STATED GOAL » Return all entries word for word, but drop any images.

RECORDS PROVIDED »
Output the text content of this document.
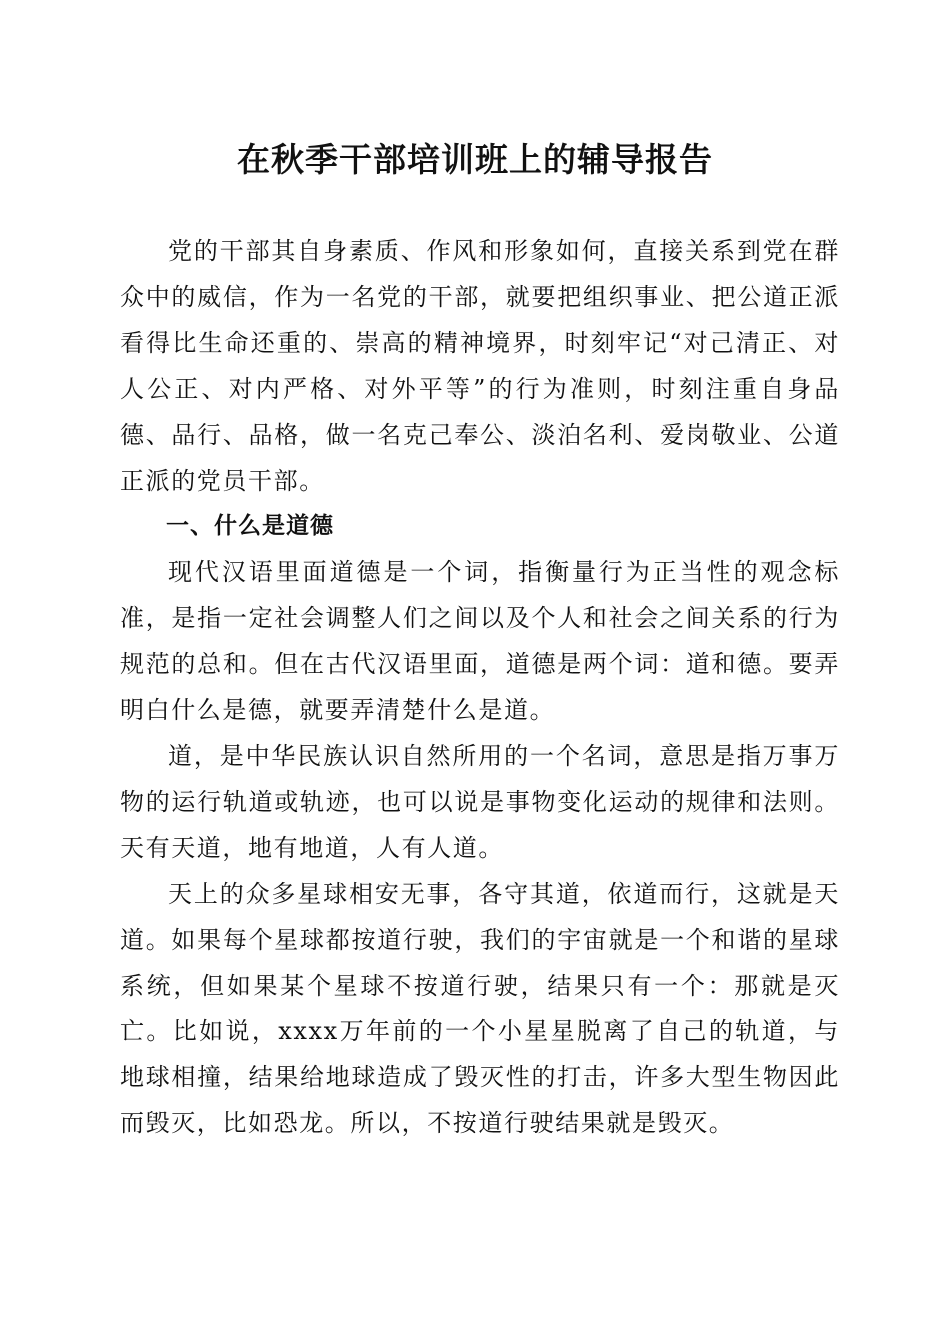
在秋季干部培训班上的辅导报告

党的干部其自身素质、作风和形象如何，直接关系到党在群众中的威信，作为一名党的干部，就要把组织事业、把公道正派看得比生命还重的、崇高的精神境界，时刻牢记“对己清正、对人公正、对内严格、对外平等”的行为准则，时刻注重自身品德、品行、品格，做一名克己奉公、淡泊名利、爱岗敬业、公道正派的党员干部。

一、什么是道德

现代汉语里面道德是一个词，指衡量行为正当性的观念标准，是指一定社会调整人们之间以及个人和社会之间关系的行为规范的总和。但在古代汉语里面，道德是两个词：道和德。要弄明白什么是德，就要弄清楚什么是道。

道，是中华民族认识自然所用的一个名词，意思是指万事万物的运行轨道或轨迹，也可以说是事物变化运动的规律和法则。天有天道，地有地道，人有人道。

天上的众多星球相安无事，各守其道，依道而行，这就是天道。如果每个星球都按道行驶，我们的宇宙就是一个和谐的星球系统，但如果某个星球不按道行驶，结果只有一个：那就是灭亡。比如说，xxxx万年前的一个小星星脱离了自己的轨道，与地球相撞，结果给地球造成了毁灭性的打击，许多大型生物因此而毁灭，比如恐龙。所以，不按道行驶结果就是毁灭。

THE RESULT »
Output the text content of this document.
在秋季干部培训班上的辅导报告

党的干部其自身素质、作风和形象如何，直接关系到党在群众中的威信，作为一名党的干部，就要把组织事业、把公道正派看得比生命还重的、崇高的精神境界，时刻牢记“对己清正、对人公正、对内严格、对外平等”的行为准则，时刻注重自身品德、品行、品格，做一名克己奉公、淡泊名利、爱岗敬业、公道正派的党员干部。

一、什么是道德

现代汉语里面道德是一个词，指衡量行为正当性的观念标准，是指一定社会调整人们之间以及个人和社会之间关系的行为规范的总和。但在古代汉语里面，道德是两个词：道和德。要弄明白什么是德，就要弄清楚什么是道。

道，是中华民族认识自然所用的一个名词，意思是指万事万物的运行轨道或轨迹，也可以说是事物变化运动的规律和法则。天有天道，地有地道，人有人道。

天上的众多星球相安无事，各守其道，依道而行，这就是天道。如果每个星球都按道行驶，我们的宇宙就是一个和谐的星球系统，但如果某个星球不按道行驶，结果只有一个：那就是灭亡。比如说，xxxx万年前的一个小星星脱离了自己的轨道，与地球相撞，结果给地球造成了毁灭性的打击，许多大型生物因此而毁灭，比如恐龙。所以，不按道行驶结果就是毁灭。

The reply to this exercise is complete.